» **WHAT THE TASK ASKS**
Transcribe each line of the records below exactly, excluding any embedded images.

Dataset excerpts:

++++++++++

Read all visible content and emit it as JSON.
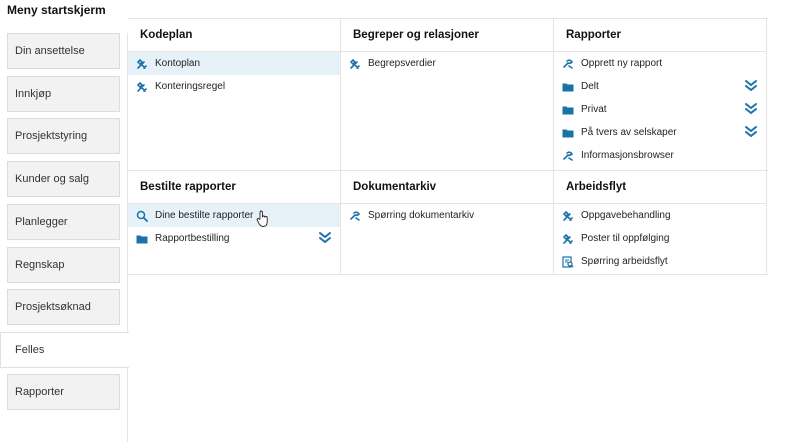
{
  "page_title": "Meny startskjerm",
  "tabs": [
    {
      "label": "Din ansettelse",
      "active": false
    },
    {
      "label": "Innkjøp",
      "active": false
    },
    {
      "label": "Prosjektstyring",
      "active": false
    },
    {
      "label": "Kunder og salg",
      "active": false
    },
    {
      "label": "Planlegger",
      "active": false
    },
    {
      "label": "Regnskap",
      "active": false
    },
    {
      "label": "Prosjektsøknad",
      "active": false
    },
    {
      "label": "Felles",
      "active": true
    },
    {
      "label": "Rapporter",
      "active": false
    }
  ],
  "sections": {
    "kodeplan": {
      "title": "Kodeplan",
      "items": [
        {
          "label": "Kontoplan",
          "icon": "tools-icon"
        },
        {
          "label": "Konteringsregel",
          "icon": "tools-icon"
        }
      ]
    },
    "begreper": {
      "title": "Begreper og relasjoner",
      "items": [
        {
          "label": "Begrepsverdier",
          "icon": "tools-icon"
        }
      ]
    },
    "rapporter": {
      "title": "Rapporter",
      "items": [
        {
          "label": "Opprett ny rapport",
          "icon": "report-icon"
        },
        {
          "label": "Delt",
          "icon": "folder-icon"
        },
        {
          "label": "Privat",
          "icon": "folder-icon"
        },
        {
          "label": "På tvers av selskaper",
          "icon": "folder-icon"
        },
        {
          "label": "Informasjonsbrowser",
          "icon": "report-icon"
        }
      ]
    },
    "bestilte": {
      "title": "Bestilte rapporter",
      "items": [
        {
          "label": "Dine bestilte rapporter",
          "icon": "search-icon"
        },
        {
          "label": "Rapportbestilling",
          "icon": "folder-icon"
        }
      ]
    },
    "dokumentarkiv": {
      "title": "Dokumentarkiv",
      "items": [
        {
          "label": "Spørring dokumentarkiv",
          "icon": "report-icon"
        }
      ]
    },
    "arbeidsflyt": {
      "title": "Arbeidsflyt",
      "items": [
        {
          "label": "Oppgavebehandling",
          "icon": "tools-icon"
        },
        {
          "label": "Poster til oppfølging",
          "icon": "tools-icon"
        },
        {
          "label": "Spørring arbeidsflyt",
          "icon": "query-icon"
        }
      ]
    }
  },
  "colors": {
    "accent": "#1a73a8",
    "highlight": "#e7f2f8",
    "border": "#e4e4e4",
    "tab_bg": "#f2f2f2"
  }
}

++++++++++

» **FINAL ANSWER**
Read all visible content and emit it as JSON.
{
  "page_title": "Meny startskjerm",
  "tabs": [
    {
      "label": "Din ansettelse",
      "active": false
    },
    {
      "label": "Innkjøp",
      "active": false
    },
    {
      "label": "Prosjektstyring",
      "active": false
    },
    {
      "label": "Kunder og salg",
      "active": false
    },
    {
      "label": "Planlegger",
      "active": false
    },
    {
      "label": "Regnskap",
      "active": false
    },
    {
      "label": "Prosjektsøknad",
      "active": false
    },
    {
      "label": "Felles",
      "active": true
    },
    {
      "label": "Rapporter",
      "active": false
    }
  ],
  "sections": {
    "kodeplan": {
      "title": "Kodeplan",
      "items": [
        {
          "label": "Kontoplan",
          "icon": "tools-icon"
        },
        {
          "label": "Konteringsregel",
          "icon": "tools-icon"
        }
      ]
    },
    "begreper": {
      "title": "Begreper og relasjoner",
      "items": [
        {
          "label": "Begrepsverdier",
          "icon": "tools-icon"
        }
      ]
    },
    "rapporter": {
      "title": "Rapporter",
      "items": [
        {
          "label": "Opprett ny rapport",
          "icon": "report-icon"
        },
        {
          "label": "Delt",
          "icon": "folder-icon"
        },
        {
          "label": "Privat",
          "icon": "folder-icon"
        },
        {
          "label": "På tvers av selskaper",
          "icon": "folder-icon"
        },
        {
          "label": "Informasjonsbrowser",
          "icon": "report-icon"
        }
      ]
    },
    "bestilte": {
      "title": "Bestilte rapporter",
      "items": [
        {
          "label": "Dine bestilte rapporter",
          "icon": "search-icon"
        },
        {
          "label": "Rapportbestilling",
          "icon": "folder-icon"
        }
      ]
    },
    "dokumentarkiv": {
      "title": "Dokumentarkiv",
      "items": [
        {
          "label": "Spørring dokumentarkiv",
          "icon": "report-icon"
        }
      ]
    },
    "arbeidsflyt": {
      "title": "Arbeidsflyt",
      "items": [
        {
          "label": "Oppgavebehandling",
          "icon": "tools-icon"
        },
        {
          "label": "Poster til oppfølging",
          "icon": "tools-icon"
        },
        {
          "label": "Spørring arbeidsflyt",
          "icon": "query-icon"
        }
      ]
    }
  },
  "colors": {
    "accent": "#1a73a8",
    "highlight": "#e7f2f8",
    "border": "#e4e4e4",
    "tab_bg": "#f2f2f2"
  }
}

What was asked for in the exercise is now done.